[Extracted data entries]
....
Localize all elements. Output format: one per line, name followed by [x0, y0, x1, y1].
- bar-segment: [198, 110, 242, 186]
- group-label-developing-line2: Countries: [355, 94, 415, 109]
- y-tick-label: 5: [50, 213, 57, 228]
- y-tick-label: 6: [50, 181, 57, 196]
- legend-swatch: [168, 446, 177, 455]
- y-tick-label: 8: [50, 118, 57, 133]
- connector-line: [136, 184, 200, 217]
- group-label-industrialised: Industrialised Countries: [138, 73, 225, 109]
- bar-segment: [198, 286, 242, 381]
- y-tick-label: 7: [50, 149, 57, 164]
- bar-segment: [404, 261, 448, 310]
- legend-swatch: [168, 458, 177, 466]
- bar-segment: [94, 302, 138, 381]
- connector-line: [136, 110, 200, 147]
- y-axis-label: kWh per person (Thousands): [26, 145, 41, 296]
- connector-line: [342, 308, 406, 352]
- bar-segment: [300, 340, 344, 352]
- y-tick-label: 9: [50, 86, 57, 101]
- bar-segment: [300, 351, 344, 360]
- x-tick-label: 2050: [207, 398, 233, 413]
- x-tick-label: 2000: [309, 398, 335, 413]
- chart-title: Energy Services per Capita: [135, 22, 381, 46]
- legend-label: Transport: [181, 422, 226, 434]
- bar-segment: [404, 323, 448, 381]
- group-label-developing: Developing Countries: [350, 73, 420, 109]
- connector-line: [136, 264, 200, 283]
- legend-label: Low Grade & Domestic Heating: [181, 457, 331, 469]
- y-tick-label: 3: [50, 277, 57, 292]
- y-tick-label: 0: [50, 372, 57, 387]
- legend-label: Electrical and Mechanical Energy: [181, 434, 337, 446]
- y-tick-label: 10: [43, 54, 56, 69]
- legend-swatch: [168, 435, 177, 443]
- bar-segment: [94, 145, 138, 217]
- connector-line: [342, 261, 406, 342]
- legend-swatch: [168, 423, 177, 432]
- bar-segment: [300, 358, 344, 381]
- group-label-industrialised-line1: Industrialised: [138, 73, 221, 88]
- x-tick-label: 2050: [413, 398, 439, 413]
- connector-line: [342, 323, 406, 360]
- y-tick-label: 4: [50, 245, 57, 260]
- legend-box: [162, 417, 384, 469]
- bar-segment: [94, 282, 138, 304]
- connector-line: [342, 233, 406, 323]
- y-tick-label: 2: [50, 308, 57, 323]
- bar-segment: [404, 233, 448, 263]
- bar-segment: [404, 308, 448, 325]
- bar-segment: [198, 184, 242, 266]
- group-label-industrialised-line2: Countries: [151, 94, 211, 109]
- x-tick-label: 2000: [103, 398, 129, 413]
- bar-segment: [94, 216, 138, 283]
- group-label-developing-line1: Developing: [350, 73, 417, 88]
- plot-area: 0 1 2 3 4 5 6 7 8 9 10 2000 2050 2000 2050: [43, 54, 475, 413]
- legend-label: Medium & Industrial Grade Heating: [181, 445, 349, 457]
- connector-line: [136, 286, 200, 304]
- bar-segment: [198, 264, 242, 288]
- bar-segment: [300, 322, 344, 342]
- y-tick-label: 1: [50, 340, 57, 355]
....
• Task statement
Reproduce every line of the records above without changing anything.

• Exercise output
Localize all elements. Output format: one per line, name followed by [x0, y0, x1, y1].
- bar-segment: [198, 110, 242, 186]
- group-label-developing-line2: Countries: [355, 94, 415, 109]
- y-tick-label: 5: [50, 213, 57, 228]
- y-tick-label: 6: [50, 181, 57, 196]
- legend-swatch: [168, 446, 177, 455]
- y-tick-label: 8: [50, 118, 57, 133]
- connector-line: [136, 184, 200, 217]
- group-label-industrialised: Industrialised Countries: [138, 73, 225, 109]
- bar-segment: [198, 286, 242, 381]
- y-tick-label: 7: [50, 149, 57, 164]
- bar-segment: [404, 261, 448, 310]
- legend-swatch: [168, 458, 177, 466]
- bar-segment: [94, 302, 138, 381]
- connector-line: [136, 110, 200, 147]
- y-axis-label: kWh per person (Thousands): [26, 145, 41, 296]
- connector-line: [342, 308, 406, 352]
- bar-segment: [300, 340, 344, 352]
- y-tick-label: 9: [50, 86, 57, 101]
- bar-segment: [300, 351, 344, 360]
- x-tick-label: 2050: [207, 398, 233, 413]
- x-tick-label: 2000: [309, 398, 335, 413]
- chart-title: Energy Services per Capita: [135, 22, 381, 46]
- legend-label: Transport: [181, 422, 226, 434]
- bar-segment: [404, 323, 448, 381]
- group-label-developing: Developing Countries: [350, 73, 420, 109]
- connector-line: [136, 264, 200, 283]
- legend-label: Low Grade & Domestic Heating: [181, 457, 331, 469]
- y-tick-label: 3: [50, 277, 57, 292]
- y-tick-label: 0: [50, 372, 57, 387]
- legend-label: Electrical and Mechanical Energy: [181, 434, 337, 446]
- y-tick-label: 10: [43, 54, 56, 69]
- legend-swatch: [168, 435, 177, 443]
- bar-segment: [94, 145, 138, 217]
- connector-line: [342, 261, 406, 342]
- legend-swatch: [168, 423, 177, 432]
- bar-segment: [300, 358, 344, 381]
- group-label-industrialised-line1: Industrialised: [138, 73, 221, 88]
- x-tick-label: 2050: [413, 398, 439, 413]
- connector-line: [342, 323, 406, 360]
- y-tick-label: 4: [50, 245, 57, 260]
- legend-box: [162, 417, 384, 469]
- bar-segment: [94, 282, 138, 304]
- connector-line: [342, 233, 406, 323]
- y-tick-label: 2: [50, 308, 57, 323]
- bar-segment: [404, 233, 448, 263]
- bar-segment: [404, 308, 448, 325]
- bar-segment: [198, 184, 242, 266]
- group-label-industrialised-line2: Countries: [151, 94, 211, 109]
- x-tick-label: 2000: [103, 398, 129, 413]
- bar-segment: [94, 216, 138, 283]
- group-label-developing-line1: Developing: [350, 73, 417, 88]
- plot-area: 0 1 2 3 4 5 6 7 8 9 10 2000 2050 2000 2050: [43, 54, 475, 413]
- legend-label: Medium & Industrial Grade Heating: [181, 445, 349, 457]
- connector-line: [136, 286, 200, 304]
- bar-segment: [198, 264, 242, 288]
- bar-segment: [300, 322, 344, 342]
- y-tick-label: 1: [50, 340, 57, 355]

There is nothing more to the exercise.